-------- SUPPLIED MATERIAL

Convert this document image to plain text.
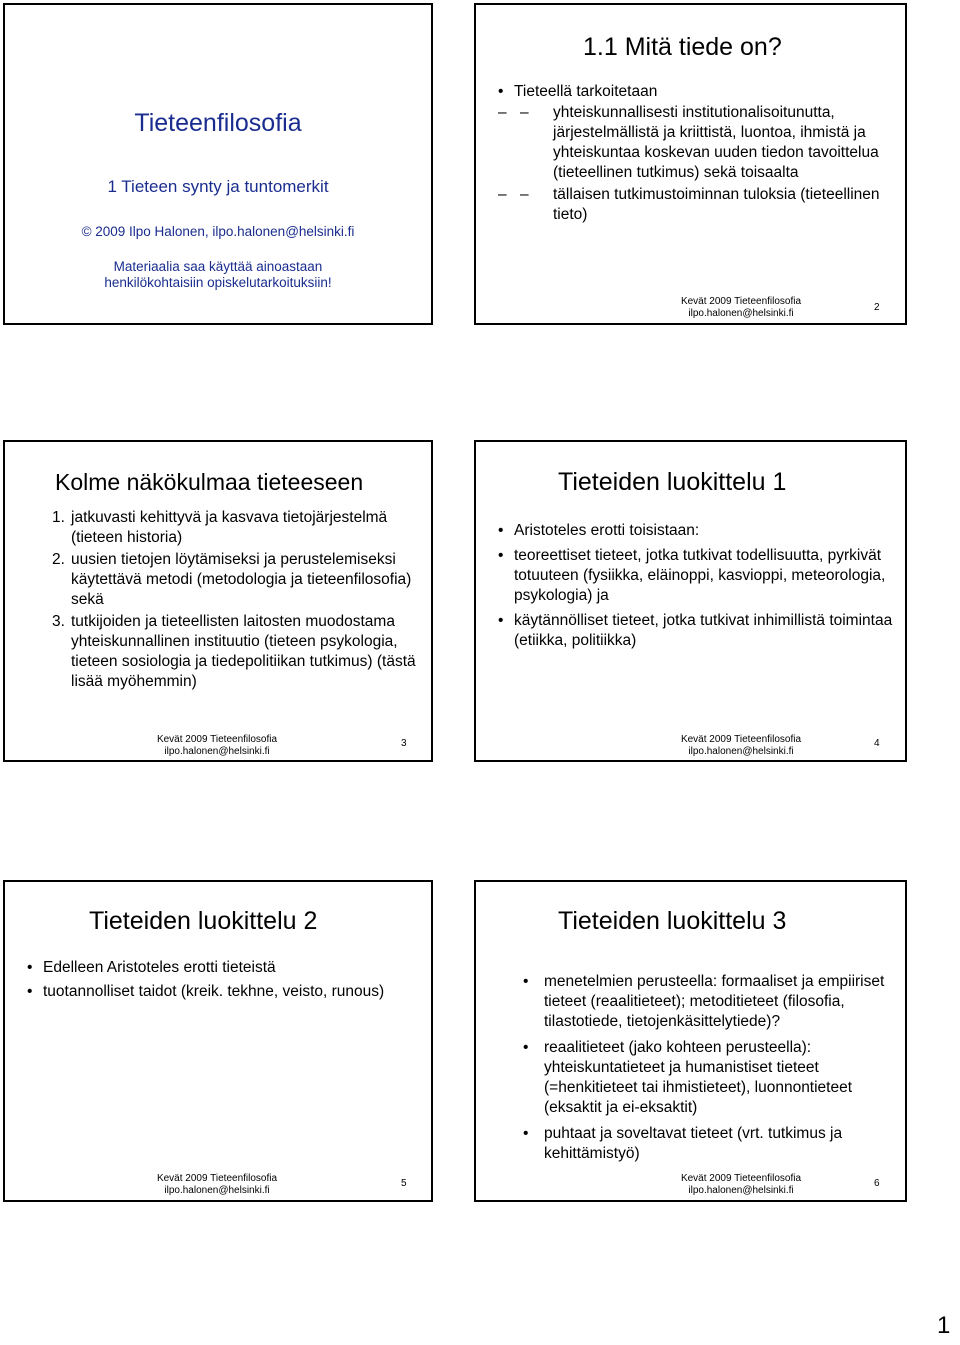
Tieteenfilosofia
1 Tieteen synty ja tuntomerkit
© 2009 Ilpo Halonen, ilpo.halonen@helsinki.fi
Materiaalia saa käyttää ainoastaan
henkilökohtaisiin opiskelutarkoituksiin!
1.1 Mitä tiede on?
• Tieteellä tarkoitetaan
– – yhteiskunnallisesti institutionalisoitunutta, järjestelmällistä ja kriittistä, luontoa, ihmistä ja yhteiskuntaa koskevan uuden tiedon tavoittelua (tieteellinen tutkimus) sekä toisaalta
– – tällaisen tutkimustoiminnan tuloksia (tieteellinen tieto)
Kevät 2009 Tieteenfilosofia
ilpo.halonen@helsinki.fi
2
Kolme näkökulmaa tieteeseen
1. jatkuvasti kehittyvä ja kasvava tietojärjestelmä (tieteen historia)
2. uusien tietojen löytämiseksi ja perustelemiseksi käytettävä metodi (metodologia ja tieteenfilosofia) sekä
3. tutkijoiden ja tieteellisten laitosten muodostama yhteiskunnallinen instituutio (tieteen psykologia, tieteen sosiologia ja tiedepolitiikan tutkimus) (tästä lisää myöhemmin)
Kevät 2009 Tieteenfilosofia
ilpo.halonen@helsinki.fi
3
Tieteiden luokittelu 1
• Aristoteles erotti toisistaan:
• teoreettiset tieteet, jotka tutkivat todellisuutta, pyrkivät totuuteen (fysiikka, eläinoppi, kasvioppi, meteorologia, psykologia) ja
• käytännölliset tieteet, jotka tutkivat inhimillistä toimintaa (etiikka, politiikka)
Kevät 2009 Tieteenfilosofia
ilpo.halonen@helsinki.fi
4
Tieteiden luokittelu 2
• Edelleen Aristoteles erotti tieteistä
• tuotannolliset taidot (kreik. tekhne, veisto, runous)
Kevät 2009 Tieteenfilosofia
ilpo.halonen@helsinki.fi
5
Tieteiden luokittelu 3
• menetelmien perusteella: formaaliset ja empiiriset tieteet (reaalitieteet); metoditieteet (filosofia, tilastotiede, tietojenkäsittelytiede)?
• reaalitieteet (jako kohteen perusteella): yhteiskuntatieteet ja humanistiset tieteet (=henkitieteet tai ihmistieteet), luonnontieteet (eksaktit ja ei-eksaktit)
• puhtaat ja soveltavat tieteet (vrt. tutkimus ja kehittämistyö)
Kevät 2009 Tieteenfilosofia
ilpo.halonen@helsinki.fi
6
1
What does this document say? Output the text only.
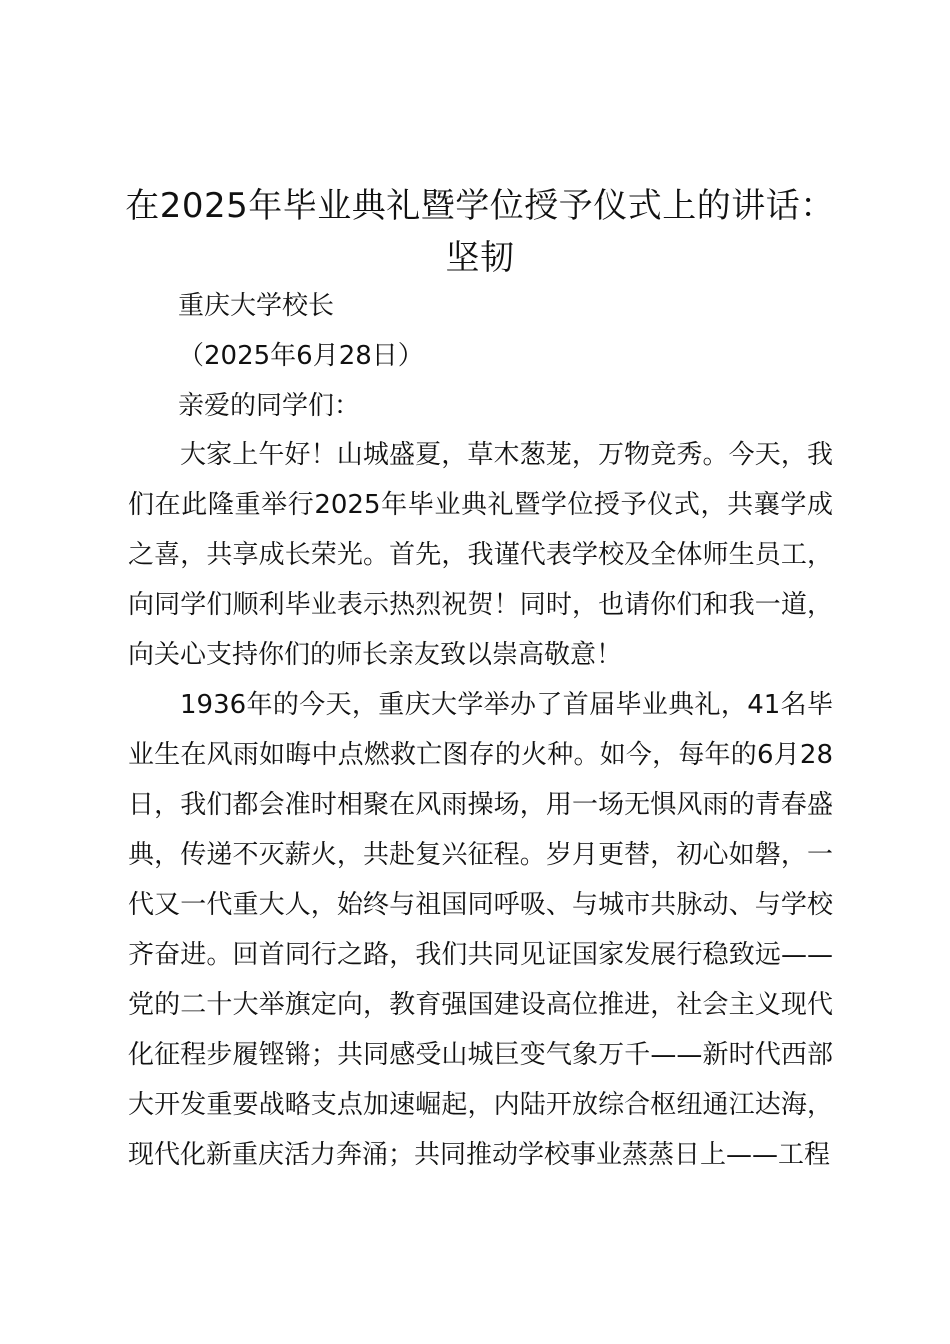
在2025年毕业典礼暨学位授予仪式上的讲话：坚韧

重庆大学校长

（2025年6月28日）

亲爱的同学们：

大家上午好！山城盛夏，草木葱茏，万物竞秀。今天，我们在此隆重举行2025年毕业典礼暨学位授予仪式，共襄学成之喜，共享成长荣光。首先，我谨代表学校及全体师生员工，向同学们顺利毕业表示热烈祝贺！同时，也请你们和我一道，向关心支持你们的师长亲友致以崇高敬意！

1936年的今天，重庆大学举办了首届毕业典礼，41名毕业生在风雨如晦中点燃救亡图存的火种。如今，每年的6月28日，我们都会准时相聚在风雨操场，用一场无惧风雨的青春盛典，传递不灭薪火，共赴复兴征程。岁月更替，初心如磐，一代又一代重大人，始终与祖国同呼吸、与城市共脉动、与学校齐奋进。回首同行之路，我们共同见证国家发展行稳致远——党的二十大举旗定向，教育强国建设高位推进，社会主义现代化征程步履铿锵；共同感受山城巨变气象万千——新时代西部大开发重要战略支点加速崛起，内陆开放综合枢纽通江达海，现代化新重庆活力奔涌；共同推动学校事业蒸蒸日上——工程
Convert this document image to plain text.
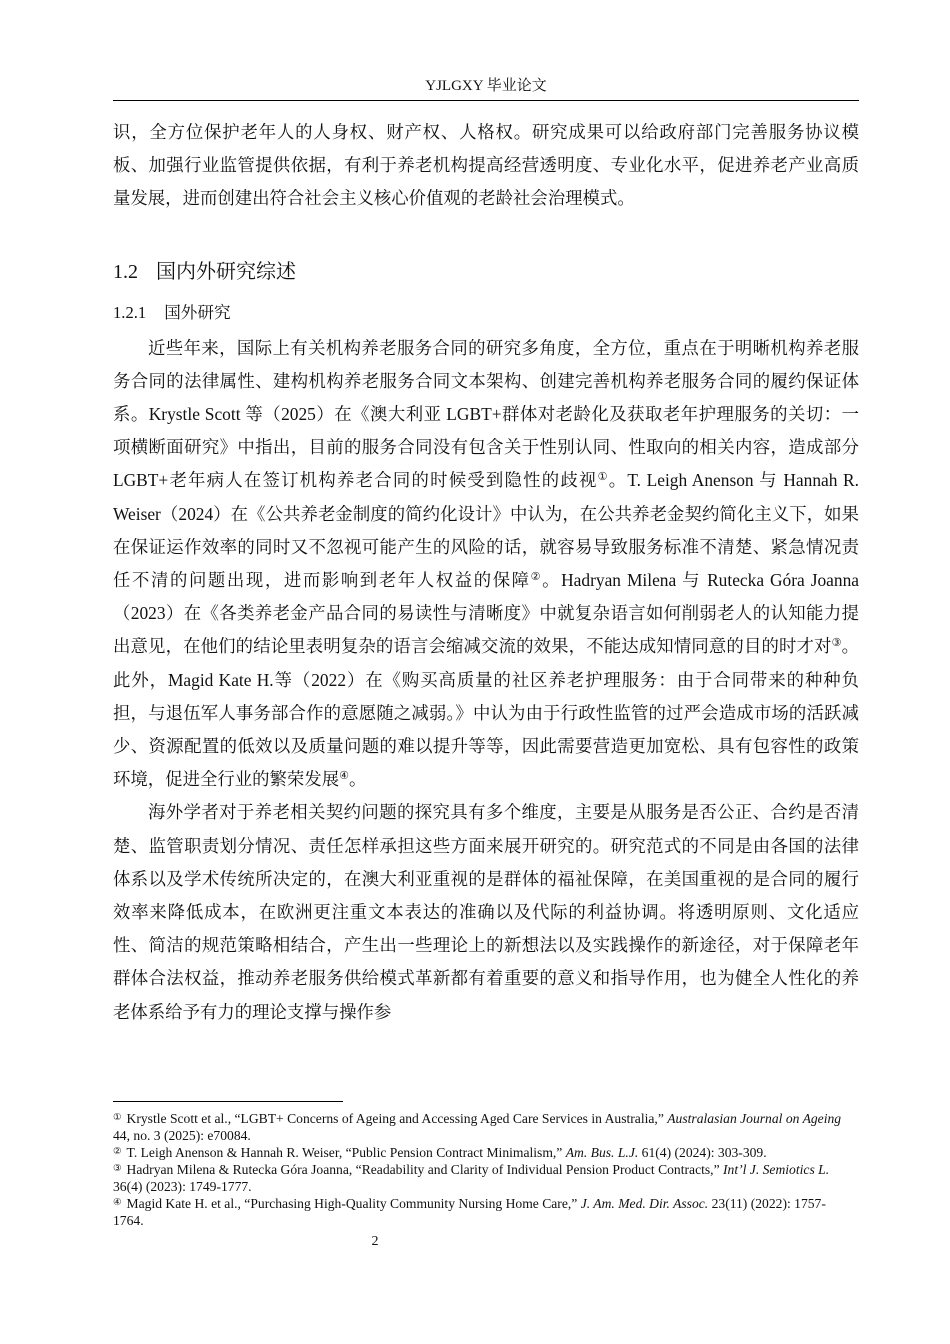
YJLGXY 毕业论文

识，全方位保护老年人的人身权、财产权、人格权。研究成果可以给政府部门完善服务协议模板、加强行业监管提供依据，有利于养老机构提高经营透明度、专业化水平，促进养老产业高质量发展，进而创建出符合社会主义核心价值观的老龄社会治理模式。

1.2 国内外研究综述
1.2.1 国外研究

近些年来，国际上有关机构养老服务合同的研究多角度，全方位，重点在于明晰机构养老服务合同的法律属性、建构机构养老服务合同文本架构、创建完善机构养老服务合同的履约保证体系。Krystle Scott 等（2025）在《澳大利亚 LGBT+群体对老龄化及获取老年护理服务的关切：一项横断面研究》中指出，目前的服务合同没有包含关于性别认同、性取向的相关内容，造成部分 LGBT+老年病人在签订机构养老合同的时候受到隐性的歧视①。T. Leigh Anenson 与 Hannah R. Weiser（2024）在《公共养老金制度的简约化设计》中认为，在公共养老金契约简化主义下，如果在保证运作效率的同时又不忽视可能产生的风险的话，就容易导致服务标准不清楚、紧急情况责任不清的问题出现，进而影响到老年人权益的保障②。Hadryan Milena 与 Rutecka Góra Joanna（2023）在《各类养老金产品合同的易读性与清晰度》中就复杂语言如何削弱老人的认知能力提出意见，在他们的结论里表明复杂的语言会缩减交流的效果，不能达成知情同意的目的时才对③。此外，Magid Kate H.等（2022）在《购买高质量的社区养老护理服务：由于合同带来的种种负担，与退伍军人事务部合作的意愿随之减弱。》中认为由于行政性监管的过严会造成市场的活跃减少、资源配置的低效以及质量问题的难以提升等等，因此需要营造更加宽松、具有包容性的政策环境，促进全行业的繁荣发展④。

海外学者对于养老相关契约问题的探究具有多个维度，主要是从服务是否公正、合约是否清楚、监管职责划分情况、责任怎样承担这些方面来展开研究的。研究范式的不同是由各国的法律体系以及学术传统所决定的，在澳大利亚重视的是群体的福祉保障，在美国重视的是合同的履行效率来降低成本，在欧洲更注重文本表达的准确以及代际的利益协调。将透明原则、文化适应性、简洁的规范策略相结合，产生出一些理论上的新想法以及实践操作的新途径，对于保障老年群体合法权益，推动养老服务供给模式革新都有着重要的意义和指导作用，也为健全人性化的养老体系给予有力的理论支撑与操作参

① Krystle Scott et al., “LGBT+ Concerns of Ageing and Accessing Aged Care Services in Australia,” Australasian Journal on Ageing 44, no. 3 (2025): e70084.

② T. Leigh Anenson & Hannah R. Weiser, “Public Pension Contract Minimalism,” Am. Bus. L.J. 61(4) (2024): 303-309.

③ Hadryan Milena & Rutecka Góra Joanna, “Readability and Clarity of Individual Pension Product Contracts,” Int’l J. Semiotics L. 36(4) (2023): 1749-1777.

④ Magid Kate H. et al., “Purchasing High-Quality Community Nursing Home Care,” J. Am. Med. Dir. Assoc. 23(11) (2022): 1757-1764.

2
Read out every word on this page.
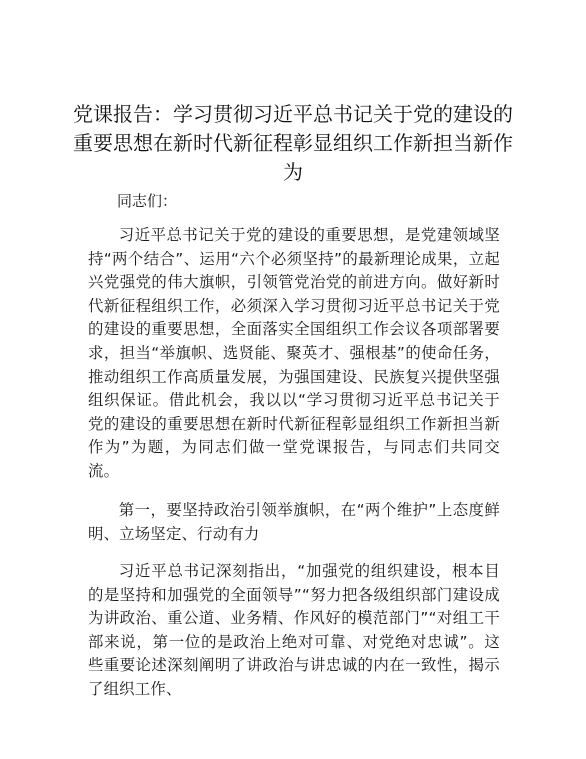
党课报告：学习贯彻习近平总书记关于党的建设的重要思想在新时代新征程彰显组织工作新担当新作为

同志们：

习近平总书记关于党的建设的重要思想，是党建领域坚持“两个结合”、运用“六个必须坚持”的最新理论成果，立起兴党强党的伟大旗帜，引领管党治党的前进方向。做好新时代新征程组织工作，必须深入学习贯彻习近平总书记关于党的建设的重要思想，全面落实全国组织工作会议各项部署要求，担当“举旗帜、选贤能、聚英才、强根基”的使命任务，推动组织工作高质量发展，为强国建设、民族复兴提供坚强组织保证。借此机会，我以以“学习贯彻习近平总书记关于党的建设的重要思想在新时代新征程彰显组织工作新担当新作为”为题，为同志们做一堂党课报告，与同志们共同交流。

第一，要坚持政治引领举旗帜，在“两个维护”上态度鲜明、立场坚定、行动有力

习近平总书记深刻指出，“加强党的组织建设，根本目的是坚持和加强党的全面领导”“努力把各级组织部门建设成为讲政治、重公道、业务精、作风好的模范部门”“对组工干部来说，第一位的是政治上绝对可靠、对党绝对忠诚”。这些重要论述深刻阐明了讲政治与讲忠诚的内在一致性，揭示了组织工作、
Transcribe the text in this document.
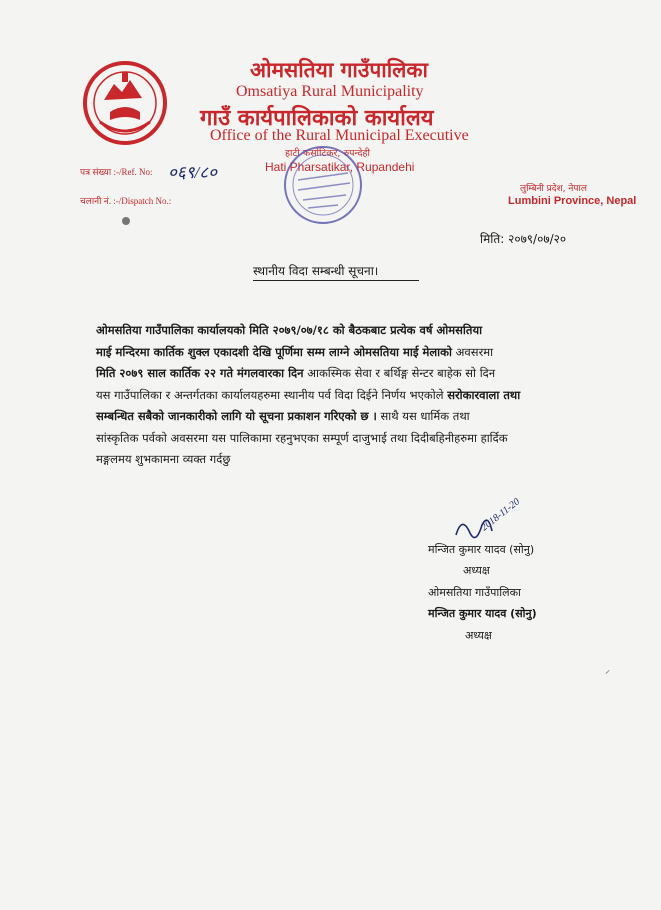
ओमसतिया गाउँपालिका
Omsatiya Rural Municipality
गाउँ कार्यपालिकाको कार्यालय
Office of the Rural Municipal Executive
हाटी फर्साटिकर, रुपन्देही
Hati Pharsatikar, Rupandehi
लुम्बिनी प्रदेश, नेपाल
Lumbini Province, Nepal
पत्र संख्या :-/Ref. No: ०६९/८०
चलानी नं. :-/Dispatch No.:
मिति: २०७९/०७/२०
स्थानीय विदा सम्बन्धी सूचना।
ओमसतिया गाउँपालिका कार्यालयको मिति २०७९/०७/१८ को बैठकबाट प्रत्येक वर्ष ओमसतिया
माई मन्दिरमा कार्तिक शुक्ल एकादशी देखि पूर्णिमा सम्म लाग्ने ओमसतिया माई मेलाको अवसरमा
मिति २०७९ साल कार्तिक २२ गते मंगलवारका दिन आकस्मिक सेवा र बर्थिङ्ग सेन्टर बाहेक सो दिन
यस गाउँपालिका र अन्तर्गतका कार्यालयहरुमा स्थानीय पर्व विदा दिईने निर्णय भएकोले सरोकारवाला तथा
सम्बन्धित सबैको जानकारीको लागि यो सूचना प्रकाशन गरिएको छ । साथै यस धार्मिक तथा
सांस्कृतिक पर्वको अवसरमा यस पालिकामा रहनुभएका सम्पूर्ण दाजुभाई तथा दिदीबहिनीहरुमा हार्दिक
मङ्गलमय शुभकामना व्यक्त गर्दछु
2018-11-20
मन्जित कुमार यादव (सोनु)
अध्यक्ष
ओमसतिया गाउँपालिका
मन्जित कुमार यादव (सोनु)
अध्यक्ष
⸝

----------------

WHAT TO WORK ON | Return each line in the records that holds the string "this".

COMPLETED EXERCISE |
Convert this document image to plain text.
What does this document say? Output the text only.
Convert this document image to plain text.
Read out every word on this page.
Transcribe the text in this document.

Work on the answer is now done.